>>

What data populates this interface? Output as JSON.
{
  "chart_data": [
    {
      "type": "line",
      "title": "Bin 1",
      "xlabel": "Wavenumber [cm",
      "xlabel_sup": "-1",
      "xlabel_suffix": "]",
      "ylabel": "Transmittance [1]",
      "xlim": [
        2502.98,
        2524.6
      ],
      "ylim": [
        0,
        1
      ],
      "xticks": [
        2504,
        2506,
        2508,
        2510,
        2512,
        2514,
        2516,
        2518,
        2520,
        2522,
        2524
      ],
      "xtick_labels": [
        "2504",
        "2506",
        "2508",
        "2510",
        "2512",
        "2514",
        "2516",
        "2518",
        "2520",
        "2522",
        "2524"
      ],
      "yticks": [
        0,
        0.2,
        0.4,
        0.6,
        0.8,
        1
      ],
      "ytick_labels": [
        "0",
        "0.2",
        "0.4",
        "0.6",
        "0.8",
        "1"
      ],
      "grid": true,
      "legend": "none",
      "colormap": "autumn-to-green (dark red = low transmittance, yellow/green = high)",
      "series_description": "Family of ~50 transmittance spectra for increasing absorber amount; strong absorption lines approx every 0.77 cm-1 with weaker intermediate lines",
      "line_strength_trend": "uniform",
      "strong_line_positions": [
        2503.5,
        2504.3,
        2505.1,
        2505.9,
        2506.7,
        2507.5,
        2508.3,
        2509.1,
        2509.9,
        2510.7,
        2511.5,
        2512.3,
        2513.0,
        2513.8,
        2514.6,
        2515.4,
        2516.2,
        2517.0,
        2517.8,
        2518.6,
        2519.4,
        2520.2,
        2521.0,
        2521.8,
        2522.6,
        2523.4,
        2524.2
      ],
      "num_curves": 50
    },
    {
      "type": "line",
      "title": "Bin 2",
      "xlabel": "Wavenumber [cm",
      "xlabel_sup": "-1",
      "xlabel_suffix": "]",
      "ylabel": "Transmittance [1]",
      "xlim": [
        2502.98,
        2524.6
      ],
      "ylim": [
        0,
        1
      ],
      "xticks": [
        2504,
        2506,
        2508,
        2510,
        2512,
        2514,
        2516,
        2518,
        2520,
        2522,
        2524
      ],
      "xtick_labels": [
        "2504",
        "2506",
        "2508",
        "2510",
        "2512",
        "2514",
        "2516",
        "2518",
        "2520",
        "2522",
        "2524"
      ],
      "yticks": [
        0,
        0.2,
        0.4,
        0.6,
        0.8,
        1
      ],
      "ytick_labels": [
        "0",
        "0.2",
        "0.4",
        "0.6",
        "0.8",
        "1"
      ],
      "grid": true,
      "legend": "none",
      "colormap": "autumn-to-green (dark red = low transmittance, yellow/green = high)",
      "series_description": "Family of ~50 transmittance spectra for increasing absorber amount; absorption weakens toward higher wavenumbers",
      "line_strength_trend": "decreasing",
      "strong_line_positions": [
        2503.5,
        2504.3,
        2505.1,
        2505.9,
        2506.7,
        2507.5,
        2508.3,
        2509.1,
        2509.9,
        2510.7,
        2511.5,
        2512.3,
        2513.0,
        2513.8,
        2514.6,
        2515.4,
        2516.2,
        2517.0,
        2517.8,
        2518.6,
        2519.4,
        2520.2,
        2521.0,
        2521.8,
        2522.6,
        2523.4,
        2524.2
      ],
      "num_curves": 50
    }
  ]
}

<<

▸ WHAT NEEDS TO BE DONE:
Write every record out again, unaltered.

▸ RESPONSE BELOW:
What data populates this interface? Output as JSON.
{
  "chart_data": [
    {
      "type": "line",
      "title": "Bin 1",
      "xlabel": "Wavenumber [cm",
      "xlabel_sup": "-1",
      "xlabel_suffix": "]",
      "ylabel": "Transmittance [1]",
      "xlim": [
        2502.98,
        2524.6
      ],
      "ylim": [
        0,
        1
      ],
      "xticks": [
        2504,
        2506,
        2508,
        2510,
        2512,
        2514,
        2516,
        2518,
        2520,
        2522,
        2524
      ],
      "xtick_labels": [
        "2504",
        "2506",
        "2508",
        "2510",
        "2512",
        "2514",
        "2516",
        "2518",
        "2520",
        "2522",
        "2524"
      ],
      "yticks": [
        0,
        0.2,
        0.4,
        0.6,
        0.8,
        1
      ],
      "ytick_labels": [
        "0",
        "0.2",
        "0.4",
        "0.6",
        "0.8",
        "1"
      ],
      "grid": true,
      "legend": "none",
      "colormap": "autumn-to-green (dark red = low transmittance, yellow/green = high)",
      "series_description": "Family of ~50 transmittance spectra for increasing absorber amount; strong absorption lines approx every 0.77 cm-1 with weaker intermediate lines",
      "line_strength_trend": "uniform",
      "strong_line_positions": [
        2503.5,
        2504.3,
        2505.1,
        2505.9,
        2506.7,
        2507.5,
        2508.3,
        2509.1,
        2509.9,
        2510.7,
        2511.5,
        2512.3,
        2513.0,
        2513.8,
        2514.6,
        2515.4,
        2516.2,
        2517.0,
        2517.8,
        2518.6,
        2519.4,
        2520.2,
        2521.0,
        2521.8,
        2522.6,
        2523.4,
        2524.2
      ],
      "num_curves": 50
    },
    {
      "type": "line",
      "title": "Bin 2",
      "xlabel": "Wavenumber [cm",
      "xlabel_sup": "-1",
      "xlabel_suffix": "]",
      "ylabel": "Transmittance [1]",
      "xlim": [
        2502.98,
        2524.6
      ],
      "ylim": [
        0,
        1
      ],
      "xticks": [
        2504,
        2506,
        2508,
        2510,
        2512,
        2514,
        2516,
        2518,
        2520,
        2522,
        2524
      ],
      "xtick_labels": [
        "2504",
        "2506",
        "2508",
        "2510",
        "2512",
        "2514",
        "2516",
        "2518",
        "2520",
        "2522",
        "2524"
      ],
      "yticks": [
        0,
        0.2,
        0.4,
        0.6,
        0.8,
        1
      ],
      "ytick_labels": [
        "0",
        "0.2",
        "0.4",
        "0.6",
        "0.8",
        "1"
      ],
      "grid": true,
      "legend": "none",
      "colormap": "autumn-to-green (dark red = low transmittance, yellow/green = high)",
      "series_description": "Family of ~50 transmittance spectra for increasing absorber amount; absorption weakens toward higher wavenumbers",
      "line_strength_trend": "decreasing",
      "strong_line_positions": [
        2503.5,
        2504.3,
        2505.1,
        2505.9,
        2506.7,
        2507.5,
        2508.3,
        2509.1,
        2509.9,
        2510.7,
        2511.5,
        2512.3,
        2513.0,
        2513.8,
        2514.6,
        2515.4,
        2516.2,
        2517.0,
        2517.8,
        2518.6,
        2519.4,
        2520.2,
        2521.0,
        2521.8,
        2522.6,
        2523.4,
        2524.2
      ],
      "num_curves": 50
    }
  ]
}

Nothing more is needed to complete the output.